- [Problem to work on] Present the rows below as a JSON list of strings, one string per line with blank lines left out, starting at the very first line and ending at the line that contains "- scan-dot: [795, 1638, 800, 1643]", both included.

- [Provided records]
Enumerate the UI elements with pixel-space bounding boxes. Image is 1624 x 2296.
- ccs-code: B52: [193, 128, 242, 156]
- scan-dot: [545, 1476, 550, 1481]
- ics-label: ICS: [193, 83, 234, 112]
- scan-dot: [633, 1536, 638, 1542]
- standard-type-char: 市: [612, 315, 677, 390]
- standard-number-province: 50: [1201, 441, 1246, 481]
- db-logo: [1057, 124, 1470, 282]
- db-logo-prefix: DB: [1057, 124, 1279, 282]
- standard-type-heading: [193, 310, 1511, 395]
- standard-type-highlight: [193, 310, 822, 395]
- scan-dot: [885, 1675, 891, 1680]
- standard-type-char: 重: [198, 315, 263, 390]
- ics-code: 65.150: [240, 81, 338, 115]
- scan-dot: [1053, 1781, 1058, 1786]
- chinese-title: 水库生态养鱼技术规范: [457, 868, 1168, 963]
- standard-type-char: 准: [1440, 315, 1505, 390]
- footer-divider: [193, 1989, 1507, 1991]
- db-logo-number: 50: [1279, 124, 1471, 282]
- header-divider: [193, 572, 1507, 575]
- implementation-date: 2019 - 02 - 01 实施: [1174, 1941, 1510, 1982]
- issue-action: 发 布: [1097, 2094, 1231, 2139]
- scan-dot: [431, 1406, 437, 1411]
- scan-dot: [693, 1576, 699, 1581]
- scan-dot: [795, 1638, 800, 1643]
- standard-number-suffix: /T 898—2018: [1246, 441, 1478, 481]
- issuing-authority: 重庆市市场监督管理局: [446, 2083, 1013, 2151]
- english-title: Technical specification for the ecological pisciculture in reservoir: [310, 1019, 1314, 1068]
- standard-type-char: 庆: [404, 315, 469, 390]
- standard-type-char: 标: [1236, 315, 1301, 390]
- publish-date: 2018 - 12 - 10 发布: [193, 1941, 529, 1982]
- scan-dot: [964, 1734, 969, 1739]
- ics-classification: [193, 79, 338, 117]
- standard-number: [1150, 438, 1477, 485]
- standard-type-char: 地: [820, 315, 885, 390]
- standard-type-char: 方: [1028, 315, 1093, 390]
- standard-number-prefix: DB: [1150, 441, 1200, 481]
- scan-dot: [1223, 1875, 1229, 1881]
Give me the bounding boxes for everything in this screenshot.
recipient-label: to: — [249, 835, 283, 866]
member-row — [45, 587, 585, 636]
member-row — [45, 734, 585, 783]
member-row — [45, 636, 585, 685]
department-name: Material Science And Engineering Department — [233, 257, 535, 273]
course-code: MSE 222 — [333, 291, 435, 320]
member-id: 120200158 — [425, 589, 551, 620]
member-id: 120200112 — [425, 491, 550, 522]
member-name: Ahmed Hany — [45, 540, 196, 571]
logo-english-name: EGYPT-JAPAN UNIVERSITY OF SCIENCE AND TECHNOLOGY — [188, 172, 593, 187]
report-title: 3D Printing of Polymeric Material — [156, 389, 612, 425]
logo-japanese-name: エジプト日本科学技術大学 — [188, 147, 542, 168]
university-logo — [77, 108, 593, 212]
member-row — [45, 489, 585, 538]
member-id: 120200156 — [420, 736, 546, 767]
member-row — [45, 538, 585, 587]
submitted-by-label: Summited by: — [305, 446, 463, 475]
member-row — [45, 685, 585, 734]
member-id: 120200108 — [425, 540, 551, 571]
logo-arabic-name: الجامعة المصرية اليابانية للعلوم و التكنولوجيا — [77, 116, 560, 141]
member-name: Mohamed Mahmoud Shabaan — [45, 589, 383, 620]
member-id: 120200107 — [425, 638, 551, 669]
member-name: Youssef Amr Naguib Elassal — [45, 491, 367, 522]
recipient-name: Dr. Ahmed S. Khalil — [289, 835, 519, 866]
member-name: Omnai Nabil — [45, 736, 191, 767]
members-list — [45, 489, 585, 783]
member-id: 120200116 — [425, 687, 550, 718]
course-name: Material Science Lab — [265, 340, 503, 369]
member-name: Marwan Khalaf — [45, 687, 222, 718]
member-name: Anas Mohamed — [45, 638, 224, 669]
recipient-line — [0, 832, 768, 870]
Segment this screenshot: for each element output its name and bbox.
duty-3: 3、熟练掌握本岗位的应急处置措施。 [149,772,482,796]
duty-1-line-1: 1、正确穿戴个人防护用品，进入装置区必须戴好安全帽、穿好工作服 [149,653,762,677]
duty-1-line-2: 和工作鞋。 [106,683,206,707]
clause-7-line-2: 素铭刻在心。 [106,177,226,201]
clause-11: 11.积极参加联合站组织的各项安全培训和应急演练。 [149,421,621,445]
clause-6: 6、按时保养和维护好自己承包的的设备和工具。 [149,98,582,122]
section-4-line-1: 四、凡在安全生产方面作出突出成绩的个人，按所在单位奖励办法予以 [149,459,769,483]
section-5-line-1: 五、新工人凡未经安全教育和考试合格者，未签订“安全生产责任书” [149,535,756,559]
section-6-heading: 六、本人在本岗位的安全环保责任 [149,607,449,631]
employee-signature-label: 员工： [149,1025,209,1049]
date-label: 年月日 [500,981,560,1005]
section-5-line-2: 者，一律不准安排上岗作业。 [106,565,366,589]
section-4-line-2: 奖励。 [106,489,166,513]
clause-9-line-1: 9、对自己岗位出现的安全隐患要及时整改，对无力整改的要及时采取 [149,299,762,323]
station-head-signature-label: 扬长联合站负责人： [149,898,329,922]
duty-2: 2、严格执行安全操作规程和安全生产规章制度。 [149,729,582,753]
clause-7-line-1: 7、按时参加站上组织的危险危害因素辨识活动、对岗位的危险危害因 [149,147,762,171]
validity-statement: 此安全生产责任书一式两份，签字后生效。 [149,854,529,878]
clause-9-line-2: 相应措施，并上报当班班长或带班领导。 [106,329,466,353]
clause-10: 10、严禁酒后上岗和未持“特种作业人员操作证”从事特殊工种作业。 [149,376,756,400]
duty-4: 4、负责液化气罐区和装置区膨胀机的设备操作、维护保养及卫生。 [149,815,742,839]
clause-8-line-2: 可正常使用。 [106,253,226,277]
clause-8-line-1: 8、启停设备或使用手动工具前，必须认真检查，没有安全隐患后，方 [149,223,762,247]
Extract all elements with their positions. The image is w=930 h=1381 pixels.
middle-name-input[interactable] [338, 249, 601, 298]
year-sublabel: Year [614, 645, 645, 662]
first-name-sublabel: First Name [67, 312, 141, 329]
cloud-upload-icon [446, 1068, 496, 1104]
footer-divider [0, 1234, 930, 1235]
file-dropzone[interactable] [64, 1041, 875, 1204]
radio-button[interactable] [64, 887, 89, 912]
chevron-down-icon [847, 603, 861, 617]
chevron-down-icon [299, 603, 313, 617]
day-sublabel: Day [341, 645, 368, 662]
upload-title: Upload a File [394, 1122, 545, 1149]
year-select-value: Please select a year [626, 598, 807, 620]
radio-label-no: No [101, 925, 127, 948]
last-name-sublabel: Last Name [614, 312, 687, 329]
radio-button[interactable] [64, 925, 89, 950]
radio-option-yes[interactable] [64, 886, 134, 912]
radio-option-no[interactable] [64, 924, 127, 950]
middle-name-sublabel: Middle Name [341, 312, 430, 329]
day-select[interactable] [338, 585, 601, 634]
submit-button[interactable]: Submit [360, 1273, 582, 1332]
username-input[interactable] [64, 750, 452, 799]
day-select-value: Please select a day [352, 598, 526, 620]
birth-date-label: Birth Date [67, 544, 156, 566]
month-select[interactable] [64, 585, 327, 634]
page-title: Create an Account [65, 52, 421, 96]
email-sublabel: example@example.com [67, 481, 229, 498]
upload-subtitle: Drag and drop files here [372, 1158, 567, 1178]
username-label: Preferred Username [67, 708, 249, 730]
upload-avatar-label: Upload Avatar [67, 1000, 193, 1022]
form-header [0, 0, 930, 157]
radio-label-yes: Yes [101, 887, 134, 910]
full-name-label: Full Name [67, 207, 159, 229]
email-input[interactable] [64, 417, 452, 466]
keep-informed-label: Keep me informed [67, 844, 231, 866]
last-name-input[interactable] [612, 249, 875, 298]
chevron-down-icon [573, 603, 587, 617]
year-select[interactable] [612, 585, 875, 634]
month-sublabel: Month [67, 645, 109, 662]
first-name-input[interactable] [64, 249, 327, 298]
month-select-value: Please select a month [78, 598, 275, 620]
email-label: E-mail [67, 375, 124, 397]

- [Solved exercise]
[
  "Enumerate the UI elements with pixel-space bounding boxes. Image is 1624 x 2296.",
  "- ccs-code: B52: [193, 128, 242, 156]",
  "- scan-dot: [545, 1476, 550, 1481]",
  "- ics-label: ICS: [193, 83, 234, 112]",
  "- scan-dot: [633, 1536, 638, 1542]",
  "- standard-type-char: 市: [612, 315, 677, 390]",
  "- standard-number-province: 50: [1201, 441, 1246, 481]",
  "- db-logo: [1057, 124, 1470, 282]",
  "- db-logo-prefix: DB: [1057, 124, 1279, 282]",
  "- standard-type-heading: [193, 310, 1511, 395]",
  "- standard-type-highlight: [193, 310, 822, 395]",
  "- scan-dot: [885, 1675, 891, 1680]",
  "- standard-type-char: 重: [198, 315, 263, 390]",
  "- ics-code: 65.150: [240, 81, 338, 115]",
  "- scan-dot: [1053, 1781, 1058, 1786]",
  "- chinese-title: 水库生态养鱼技术规范: [457, 868, 1168, 963]",
  "- standard-type-char: 准: [1440, 315, 1505, 390]",
  "- footer-divider: [193, 1989, 1507, 1991]",
  "- db-logo-number: 50: [1279, 124, 1471, 282]",
  "- header-divider: [193, 572, 1507, 575]",
  "- implementation-date: 2019 - 02 - 01 实施: [1174, 1941, 1510, 1982]",
  "- issue-action: 发 布: [1097, 2094, 1231, 2139]",
  "- scan-dot: [431, 1406, 437, 1411]",
  "- scan-dot: [693, 1576, 699, 1581]",
  "- scan-dot: [795, 1638, 800, 1643]"
]